■ EXCERPTED TEXT

  6. #6 Al Fin
    October 17, 2007

    Even if “blacks” average 1 standard deviation lower on standardized IQ tests than “whites”, that does not say anything at all about individual blacks or whites. Watson makes the mistake that many uneducated people make when he generalizes from statistical means to random individuals.

    If well meaning people deceive themselves just as much as bigoted people deceive themselves–which is quite likely–we all need to be on guard for both errors. We all have our prejudices that can lead us astray.

  7. #7 Caledonian
    October 17, 2007

    Claiming that billions of people are genetically underintelligent is unscientific and sad in so many ways that I don’t know where to start.

    1) Genetics has an influence on cognitive ability.
    2) Cognitive abilities in the broadest sense are distributed along a classic probability curve.
    3) Half the population falls at or under the mean of this curve.

    Guess what this means for your argument. Go on, guess.

  8. #8 Eric
    October 17, 2007

    Uncommon Descent, William Dembski’s Intelligent Design creationist site, used Watson’s vile words to condemn all evolutionary biologists. Ironically, they have repeatedly promoted the bigoted commentator Ann Coulter on their site. I recently flayed them for their hypocrisy.

  9. #9 sam mirshafie
    October 18, 2007

    Caledonian: What I meant by “billions of people” was everyone with dark skin, not just a random “half the population”.

  10. #10 James Clinton
    October 18, 2007

    James Watson’s statement can be reduced to three main hypotheses:

    1) That sub-Saharan African nations have significantly lower average IQs than European nations.

■ GIVEN ENTRIES
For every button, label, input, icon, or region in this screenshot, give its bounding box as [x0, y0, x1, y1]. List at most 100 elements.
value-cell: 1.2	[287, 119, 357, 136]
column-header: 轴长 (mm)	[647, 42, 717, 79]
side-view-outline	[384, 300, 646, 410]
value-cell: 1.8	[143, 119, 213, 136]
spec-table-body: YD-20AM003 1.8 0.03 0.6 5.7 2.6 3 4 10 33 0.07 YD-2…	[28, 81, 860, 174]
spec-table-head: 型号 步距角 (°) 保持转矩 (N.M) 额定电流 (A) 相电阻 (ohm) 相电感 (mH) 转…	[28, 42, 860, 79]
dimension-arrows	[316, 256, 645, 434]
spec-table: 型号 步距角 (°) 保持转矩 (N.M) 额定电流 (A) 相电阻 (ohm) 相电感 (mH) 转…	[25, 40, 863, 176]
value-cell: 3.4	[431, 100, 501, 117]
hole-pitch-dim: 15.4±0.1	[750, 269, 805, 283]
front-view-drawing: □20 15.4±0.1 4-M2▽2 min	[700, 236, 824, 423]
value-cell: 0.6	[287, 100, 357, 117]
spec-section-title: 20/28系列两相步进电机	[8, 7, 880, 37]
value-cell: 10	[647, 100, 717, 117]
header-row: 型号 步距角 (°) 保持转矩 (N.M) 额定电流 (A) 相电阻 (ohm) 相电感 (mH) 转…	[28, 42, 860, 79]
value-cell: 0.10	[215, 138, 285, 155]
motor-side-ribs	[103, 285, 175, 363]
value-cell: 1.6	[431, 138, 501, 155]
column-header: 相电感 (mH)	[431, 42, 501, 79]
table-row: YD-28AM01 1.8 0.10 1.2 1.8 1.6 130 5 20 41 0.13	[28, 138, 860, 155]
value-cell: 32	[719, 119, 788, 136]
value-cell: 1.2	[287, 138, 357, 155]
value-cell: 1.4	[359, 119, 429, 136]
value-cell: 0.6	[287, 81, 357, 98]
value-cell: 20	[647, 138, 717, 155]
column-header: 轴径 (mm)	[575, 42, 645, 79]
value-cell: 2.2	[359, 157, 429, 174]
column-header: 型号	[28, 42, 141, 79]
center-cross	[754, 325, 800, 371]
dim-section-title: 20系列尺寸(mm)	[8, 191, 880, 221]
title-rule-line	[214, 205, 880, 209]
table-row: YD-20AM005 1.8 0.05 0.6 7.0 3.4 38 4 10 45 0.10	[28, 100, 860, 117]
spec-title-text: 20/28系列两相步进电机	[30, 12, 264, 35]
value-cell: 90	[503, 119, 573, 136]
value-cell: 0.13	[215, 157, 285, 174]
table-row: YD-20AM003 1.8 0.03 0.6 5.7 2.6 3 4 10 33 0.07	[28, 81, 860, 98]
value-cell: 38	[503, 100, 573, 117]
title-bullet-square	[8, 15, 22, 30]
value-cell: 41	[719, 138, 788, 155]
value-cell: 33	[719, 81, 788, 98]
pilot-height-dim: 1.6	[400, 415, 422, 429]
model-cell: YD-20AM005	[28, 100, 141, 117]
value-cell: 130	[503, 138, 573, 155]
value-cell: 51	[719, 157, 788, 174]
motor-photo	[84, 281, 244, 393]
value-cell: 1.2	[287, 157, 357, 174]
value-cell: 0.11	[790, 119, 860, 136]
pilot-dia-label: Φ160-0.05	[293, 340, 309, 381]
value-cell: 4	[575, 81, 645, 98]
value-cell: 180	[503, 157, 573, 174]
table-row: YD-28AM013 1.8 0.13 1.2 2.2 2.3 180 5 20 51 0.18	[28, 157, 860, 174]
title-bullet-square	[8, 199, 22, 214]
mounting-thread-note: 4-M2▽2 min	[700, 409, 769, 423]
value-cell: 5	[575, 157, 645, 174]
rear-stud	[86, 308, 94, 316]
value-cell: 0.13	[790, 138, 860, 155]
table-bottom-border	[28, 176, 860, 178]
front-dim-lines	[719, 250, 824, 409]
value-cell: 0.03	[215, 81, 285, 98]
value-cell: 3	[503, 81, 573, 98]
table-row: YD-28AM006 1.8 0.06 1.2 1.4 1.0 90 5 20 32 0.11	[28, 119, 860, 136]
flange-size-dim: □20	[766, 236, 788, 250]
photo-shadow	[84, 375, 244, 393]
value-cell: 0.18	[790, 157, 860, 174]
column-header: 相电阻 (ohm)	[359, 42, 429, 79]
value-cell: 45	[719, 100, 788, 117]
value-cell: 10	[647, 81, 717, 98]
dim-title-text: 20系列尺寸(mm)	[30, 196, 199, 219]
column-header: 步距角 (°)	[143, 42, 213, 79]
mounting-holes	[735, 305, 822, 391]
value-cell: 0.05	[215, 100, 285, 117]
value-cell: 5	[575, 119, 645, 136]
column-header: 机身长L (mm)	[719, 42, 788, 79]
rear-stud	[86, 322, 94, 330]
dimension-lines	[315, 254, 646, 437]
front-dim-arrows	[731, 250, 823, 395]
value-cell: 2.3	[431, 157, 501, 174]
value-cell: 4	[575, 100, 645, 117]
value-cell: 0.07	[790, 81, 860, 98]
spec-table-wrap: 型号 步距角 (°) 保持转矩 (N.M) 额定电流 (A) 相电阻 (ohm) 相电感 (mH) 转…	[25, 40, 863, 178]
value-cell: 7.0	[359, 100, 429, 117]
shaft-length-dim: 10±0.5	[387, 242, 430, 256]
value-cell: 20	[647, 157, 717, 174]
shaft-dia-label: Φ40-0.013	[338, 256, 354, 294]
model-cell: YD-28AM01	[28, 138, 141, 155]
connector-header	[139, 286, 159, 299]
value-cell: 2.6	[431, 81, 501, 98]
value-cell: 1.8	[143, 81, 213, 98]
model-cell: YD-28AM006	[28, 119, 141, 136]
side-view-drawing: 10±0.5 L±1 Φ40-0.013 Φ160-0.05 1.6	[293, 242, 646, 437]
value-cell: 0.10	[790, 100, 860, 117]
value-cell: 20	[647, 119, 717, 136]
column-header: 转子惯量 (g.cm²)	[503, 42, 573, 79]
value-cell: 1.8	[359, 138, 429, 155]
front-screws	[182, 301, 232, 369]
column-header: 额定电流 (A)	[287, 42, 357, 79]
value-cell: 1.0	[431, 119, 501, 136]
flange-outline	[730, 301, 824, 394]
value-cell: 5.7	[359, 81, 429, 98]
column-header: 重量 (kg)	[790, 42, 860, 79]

■ WHAT TO WORK ON
• A. In the comment thread, rewrite the paragraph beginning "Uncommon Descent, William Dembski's" more briefly, keeping its main facts.
• B. Answer these questions about the comment thread, one per line:
(i) On what date were comments #9 and #10 posted?
(ii) According to the third point in comment #7, how much of the population falls at or under the mean?
(iii) Whose site is Uncommon Descent, according to comment #8?

■ ACTIVITY ANSWERS
• A. Uncommon Descent, William Dembski's Intelligent Design creationist site, used Watson's vile words to condemn all evolutionary biologists while having repeatedly promoted the bigoted commentator Ann Coulter. The commenter recently flayed the site for this hypocrisy.

• B.
(i) October 18, 2007
(ii) Half
(iii) William Dembski's